What to do: Show all lines from the data that include the word "text".

Extracted data entries:

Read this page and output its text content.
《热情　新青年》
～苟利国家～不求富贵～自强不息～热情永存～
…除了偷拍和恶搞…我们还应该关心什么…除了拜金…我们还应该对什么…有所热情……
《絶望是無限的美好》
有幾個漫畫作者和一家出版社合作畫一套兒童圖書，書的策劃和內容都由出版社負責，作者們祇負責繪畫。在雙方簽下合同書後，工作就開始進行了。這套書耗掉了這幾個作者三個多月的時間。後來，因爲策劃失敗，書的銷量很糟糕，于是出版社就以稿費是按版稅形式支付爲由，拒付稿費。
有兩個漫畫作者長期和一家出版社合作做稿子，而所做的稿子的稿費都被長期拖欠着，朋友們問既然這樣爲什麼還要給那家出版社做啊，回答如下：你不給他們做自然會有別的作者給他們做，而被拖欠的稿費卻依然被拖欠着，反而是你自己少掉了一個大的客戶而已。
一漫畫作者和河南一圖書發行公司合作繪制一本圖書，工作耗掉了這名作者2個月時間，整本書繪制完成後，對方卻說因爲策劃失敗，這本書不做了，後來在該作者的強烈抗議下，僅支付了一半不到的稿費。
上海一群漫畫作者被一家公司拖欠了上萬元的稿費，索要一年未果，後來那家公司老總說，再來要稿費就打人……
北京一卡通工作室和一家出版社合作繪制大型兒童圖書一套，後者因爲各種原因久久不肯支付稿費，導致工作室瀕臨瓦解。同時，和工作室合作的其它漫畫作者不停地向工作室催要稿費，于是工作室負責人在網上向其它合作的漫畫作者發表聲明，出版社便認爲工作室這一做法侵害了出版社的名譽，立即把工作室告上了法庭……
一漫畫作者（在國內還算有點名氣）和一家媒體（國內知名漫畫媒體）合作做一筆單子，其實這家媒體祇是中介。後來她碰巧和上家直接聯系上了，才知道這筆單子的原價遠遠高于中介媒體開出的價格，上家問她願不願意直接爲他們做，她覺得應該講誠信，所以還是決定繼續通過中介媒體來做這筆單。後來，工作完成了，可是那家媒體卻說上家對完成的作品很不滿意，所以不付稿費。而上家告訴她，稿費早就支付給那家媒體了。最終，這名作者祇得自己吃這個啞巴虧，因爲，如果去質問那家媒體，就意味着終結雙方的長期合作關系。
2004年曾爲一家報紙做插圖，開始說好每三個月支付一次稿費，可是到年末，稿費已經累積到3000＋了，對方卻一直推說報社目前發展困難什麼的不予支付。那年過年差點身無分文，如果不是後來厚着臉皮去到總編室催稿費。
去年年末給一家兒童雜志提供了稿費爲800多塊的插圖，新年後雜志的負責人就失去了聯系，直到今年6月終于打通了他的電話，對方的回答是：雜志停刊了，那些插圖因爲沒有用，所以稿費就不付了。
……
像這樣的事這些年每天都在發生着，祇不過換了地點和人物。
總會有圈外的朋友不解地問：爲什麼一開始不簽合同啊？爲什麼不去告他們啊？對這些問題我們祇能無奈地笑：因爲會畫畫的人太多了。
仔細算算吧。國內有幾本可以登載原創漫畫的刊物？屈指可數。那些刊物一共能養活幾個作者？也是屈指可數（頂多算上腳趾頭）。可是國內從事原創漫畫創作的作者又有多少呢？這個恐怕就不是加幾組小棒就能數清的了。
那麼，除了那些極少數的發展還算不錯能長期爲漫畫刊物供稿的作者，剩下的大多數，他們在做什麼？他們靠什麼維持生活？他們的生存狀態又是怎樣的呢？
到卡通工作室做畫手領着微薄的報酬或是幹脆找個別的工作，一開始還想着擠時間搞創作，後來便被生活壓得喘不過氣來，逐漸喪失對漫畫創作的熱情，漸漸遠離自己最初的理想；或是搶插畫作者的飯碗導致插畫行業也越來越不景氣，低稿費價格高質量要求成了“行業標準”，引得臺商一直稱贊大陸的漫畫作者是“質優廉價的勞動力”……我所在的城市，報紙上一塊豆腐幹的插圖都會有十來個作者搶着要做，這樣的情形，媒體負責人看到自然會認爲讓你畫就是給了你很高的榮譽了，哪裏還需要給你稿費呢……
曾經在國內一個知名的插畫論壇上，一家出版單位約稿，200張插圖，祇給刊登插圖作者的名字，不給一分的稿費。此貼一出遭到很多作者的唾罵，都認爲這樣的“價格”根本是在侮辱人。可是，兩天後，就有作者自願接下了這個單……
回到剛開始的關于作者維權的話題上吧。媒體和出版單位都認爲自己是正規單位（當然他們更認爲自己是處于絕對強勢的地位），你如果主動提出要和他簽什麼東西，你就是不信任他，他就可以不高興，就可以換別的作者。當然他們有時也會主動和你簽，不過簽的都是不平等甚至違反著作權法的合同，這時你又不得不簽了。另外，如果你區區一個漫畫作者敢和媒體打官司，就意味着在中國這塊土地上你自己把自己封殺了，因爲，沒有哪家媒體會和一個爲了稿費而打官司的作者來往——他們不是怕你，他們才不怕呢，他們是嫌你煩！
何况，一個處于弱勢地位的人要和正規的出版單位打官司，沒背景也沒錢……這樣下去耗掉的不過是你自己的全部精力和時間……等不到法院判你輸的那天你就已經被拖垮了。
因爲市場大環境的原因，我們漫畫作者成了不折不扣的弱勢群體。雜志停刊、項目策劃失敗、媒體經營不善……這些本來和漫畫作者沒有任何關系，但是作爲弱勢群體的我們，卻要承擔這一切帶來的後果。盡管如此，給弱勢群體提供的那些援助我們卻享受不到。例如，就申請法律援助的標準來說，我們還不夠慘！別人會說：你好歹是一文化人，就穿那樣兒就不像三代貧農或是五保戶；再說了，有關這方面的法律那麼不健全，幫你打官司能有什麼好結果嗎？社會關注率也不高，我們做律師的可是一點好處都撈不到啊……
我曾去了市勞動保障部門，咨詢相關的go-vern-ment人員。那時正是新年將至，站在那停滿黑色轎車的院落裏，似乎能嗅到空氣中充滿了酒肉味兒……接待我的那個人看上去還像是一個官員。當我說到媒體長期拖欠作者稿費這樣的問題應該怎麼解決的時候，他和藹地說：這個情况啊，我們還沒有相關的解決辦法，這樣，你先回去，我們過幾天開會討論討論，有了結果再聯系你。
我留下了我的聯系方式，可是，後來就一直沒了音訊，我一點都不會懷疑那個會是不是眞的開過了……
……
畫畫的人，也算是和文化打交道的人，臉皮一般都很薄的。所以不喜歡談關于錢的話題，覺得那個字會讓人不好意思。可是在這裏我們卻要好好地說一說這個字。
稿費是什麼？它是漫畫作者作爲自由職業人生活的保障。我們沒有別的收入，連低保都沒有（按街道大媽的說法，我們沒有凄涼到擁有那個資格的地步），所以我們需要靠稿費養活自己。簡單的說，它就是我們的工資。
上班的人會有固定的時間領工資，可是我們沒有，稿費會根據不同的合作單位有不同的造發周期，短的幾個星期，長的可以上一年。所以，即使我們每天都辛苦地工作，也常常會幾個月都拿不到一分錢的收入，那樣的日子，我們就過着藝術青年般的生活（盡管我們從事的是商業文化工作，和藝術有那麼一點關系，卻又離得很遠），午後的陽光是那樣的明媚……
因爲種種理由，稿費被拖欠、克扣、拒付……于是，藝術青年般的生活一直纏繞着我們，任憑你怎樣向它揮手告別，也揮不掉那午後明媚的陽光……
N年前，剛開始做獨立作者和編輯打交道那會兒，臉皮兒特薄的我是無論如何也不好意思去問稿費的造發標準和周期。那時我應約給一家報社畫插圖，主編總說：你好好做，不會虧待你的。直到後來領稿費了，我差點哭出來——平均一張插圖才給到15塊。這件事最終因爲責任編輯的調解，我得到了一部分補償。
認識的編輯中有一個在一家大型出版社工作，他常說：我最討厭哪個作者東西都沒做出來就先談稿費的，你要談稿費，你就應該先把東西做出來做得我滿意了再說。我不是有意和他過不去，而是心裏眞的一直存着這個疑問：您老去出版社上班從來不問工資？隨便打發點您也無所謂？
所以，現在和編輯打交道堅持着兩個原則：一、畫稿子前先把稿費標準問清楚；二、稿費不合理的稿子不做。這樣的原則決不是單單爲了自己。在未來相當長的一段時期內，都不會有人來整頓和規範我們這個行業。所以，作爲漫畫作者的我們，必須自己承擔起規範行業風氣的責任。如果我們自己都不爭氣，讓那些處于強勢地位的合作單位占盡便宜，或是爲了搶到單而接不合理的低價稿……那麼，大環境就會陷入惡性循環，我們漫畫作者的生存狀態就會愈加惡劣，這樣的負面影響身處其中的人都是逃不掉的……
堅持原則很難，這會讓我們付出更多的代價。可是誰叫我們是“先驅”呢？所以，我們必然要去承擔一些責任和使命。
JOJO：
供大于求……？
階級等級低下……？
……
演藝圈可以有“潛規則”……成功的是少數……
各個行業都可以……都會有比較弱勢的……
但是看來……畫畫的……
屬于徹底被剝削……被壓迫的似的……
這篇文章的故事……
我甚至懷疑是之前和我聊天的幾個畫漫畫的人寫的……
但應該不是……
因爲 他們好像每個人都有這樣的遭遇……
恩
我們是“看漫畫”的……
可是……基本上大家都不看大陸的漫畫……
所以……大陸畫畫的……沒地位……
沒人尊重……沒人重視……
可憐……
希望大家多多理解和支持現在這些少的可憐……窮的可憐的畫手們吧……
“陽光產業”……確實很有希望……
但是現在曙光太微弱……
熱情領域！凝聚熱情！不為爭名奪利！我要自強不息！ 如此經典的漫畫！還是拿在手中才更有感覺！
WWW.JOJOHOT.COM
...
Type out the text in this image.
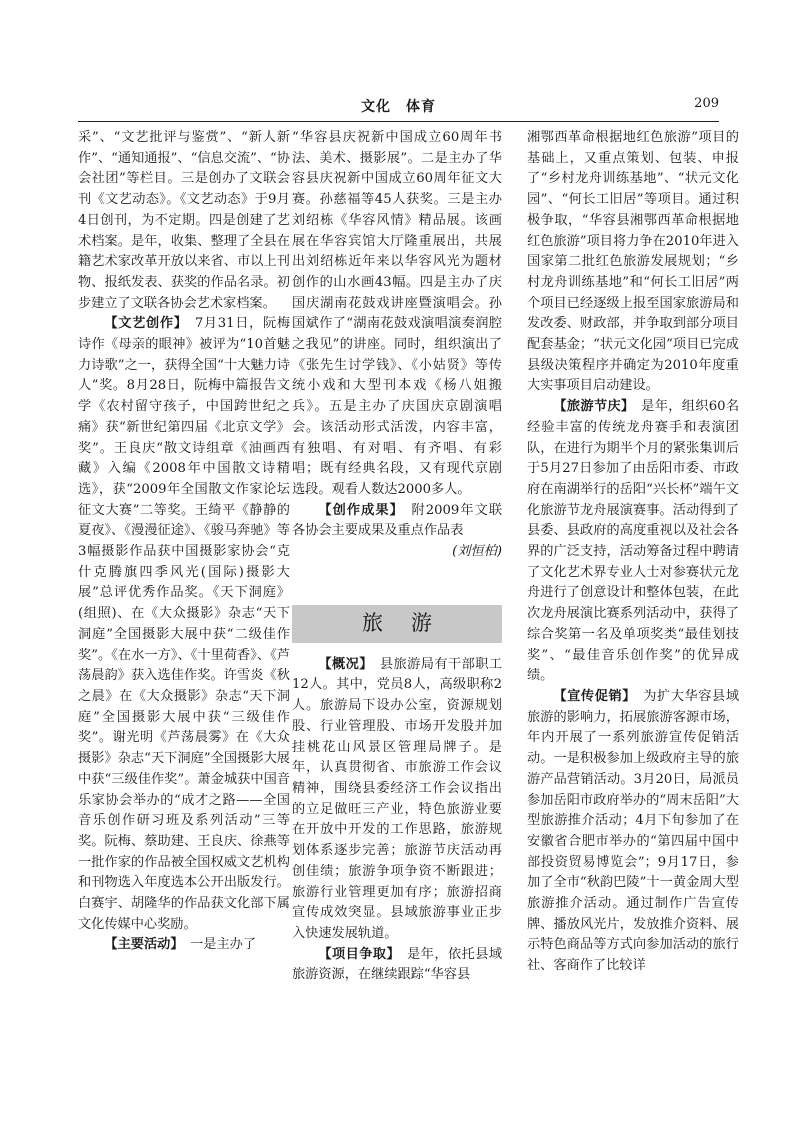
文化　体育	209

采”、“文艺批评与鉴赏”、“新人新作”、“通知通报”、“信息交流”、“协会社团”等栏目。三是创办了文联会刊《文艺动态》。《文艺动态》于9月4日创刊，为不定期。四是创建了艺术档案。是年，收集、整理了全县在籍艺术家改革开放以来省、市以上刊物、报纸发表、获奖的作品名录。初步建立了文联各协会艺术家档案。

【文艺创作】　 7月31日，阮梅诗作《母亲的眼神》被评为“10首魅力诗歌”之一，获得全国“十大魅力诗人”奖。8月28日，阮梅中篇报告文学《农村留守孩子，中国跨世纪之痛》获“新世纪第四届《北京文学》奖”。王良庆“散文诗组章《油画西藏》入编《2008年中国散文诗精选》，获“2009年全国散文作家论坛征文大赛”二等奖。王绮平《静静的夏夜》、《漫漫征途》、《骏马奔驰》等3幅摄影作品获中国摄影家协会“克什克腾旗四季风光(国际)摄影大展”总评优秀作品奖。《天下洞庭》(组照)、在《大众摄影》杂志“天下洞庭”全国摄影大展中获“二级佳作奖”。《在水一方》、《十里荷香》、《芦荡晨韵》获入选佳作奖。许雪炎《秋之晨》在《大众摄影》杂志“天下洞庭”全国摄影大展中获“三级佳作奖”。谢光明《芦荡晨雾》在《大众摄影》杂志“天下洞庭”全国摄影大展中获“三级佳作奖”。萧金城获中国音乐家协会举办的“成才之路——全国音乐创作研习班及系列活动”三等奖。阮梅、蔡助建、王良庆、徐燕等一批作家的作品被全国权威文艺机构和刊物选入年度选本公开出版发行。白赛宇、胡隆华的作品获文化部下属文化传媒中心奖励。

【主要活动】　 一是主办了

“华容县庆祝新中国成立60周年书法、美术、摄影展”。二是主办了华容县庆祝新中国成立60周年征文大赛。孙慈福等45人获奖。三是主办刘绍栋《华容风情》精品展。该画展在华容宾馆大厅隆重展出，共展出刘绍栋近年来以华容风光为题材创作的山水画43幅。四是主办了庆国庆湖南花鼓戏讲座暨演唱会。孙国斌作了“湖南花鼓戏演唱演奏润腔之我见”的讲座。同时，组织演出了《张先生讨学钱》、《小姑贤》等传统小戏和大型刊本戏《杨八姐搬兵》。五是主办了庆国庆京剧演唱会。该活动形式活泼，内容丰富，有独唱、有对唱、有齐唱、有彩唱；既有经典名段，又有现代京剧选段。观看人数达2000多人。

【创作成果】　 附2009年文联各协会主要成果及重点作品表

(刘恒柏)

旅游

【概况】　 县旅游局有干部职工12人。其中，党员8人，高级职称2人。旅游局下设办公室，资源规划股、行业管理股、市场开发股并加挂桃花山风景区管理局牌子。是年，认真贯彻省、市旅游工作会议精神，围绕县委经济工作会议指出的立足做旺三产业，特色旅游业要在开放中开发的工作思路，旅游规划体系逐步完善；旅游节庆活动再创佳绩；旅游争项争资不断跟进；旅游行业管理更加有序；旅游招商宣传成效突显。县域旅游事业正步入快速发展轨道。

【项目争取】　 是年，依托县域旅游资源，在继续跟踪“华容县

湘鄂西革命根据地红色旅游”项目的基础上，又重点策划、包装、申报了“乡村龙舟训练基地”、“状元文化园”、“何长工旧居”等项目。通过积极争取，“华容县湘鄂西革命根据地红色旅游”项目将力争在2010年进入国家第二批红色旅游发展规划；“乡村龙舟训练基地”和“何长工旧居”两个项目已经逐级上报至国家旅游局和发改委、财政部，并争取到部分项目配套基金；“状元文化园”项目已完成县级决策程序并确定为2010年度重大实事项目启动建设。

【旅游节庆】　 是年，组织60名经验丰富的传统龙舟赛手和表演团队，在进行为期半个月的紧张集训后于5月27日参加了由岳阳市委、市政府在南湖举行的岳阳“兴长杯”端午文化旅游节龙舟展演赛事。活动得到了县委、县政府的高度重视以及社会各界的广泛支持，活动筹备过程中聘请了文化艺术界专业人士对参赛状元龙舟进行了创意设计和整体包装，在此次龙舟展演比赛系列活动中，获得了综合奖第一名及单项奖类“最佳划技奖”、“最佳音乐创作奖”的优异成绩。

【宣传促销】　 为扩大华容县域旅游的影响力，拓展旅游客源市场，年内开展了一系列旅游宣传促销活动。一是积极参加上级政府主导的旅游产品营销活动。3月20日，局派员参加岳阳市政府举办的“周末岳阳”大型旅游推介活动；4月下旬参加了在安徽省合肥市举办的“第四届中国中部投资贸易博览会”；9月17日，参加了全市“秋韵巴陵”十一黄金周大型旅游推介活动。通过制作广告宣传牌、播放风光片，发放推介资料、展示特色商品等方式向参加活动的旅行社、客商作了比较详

Response to this exercise:
Read this page and output its text content.
Type out the text in this image.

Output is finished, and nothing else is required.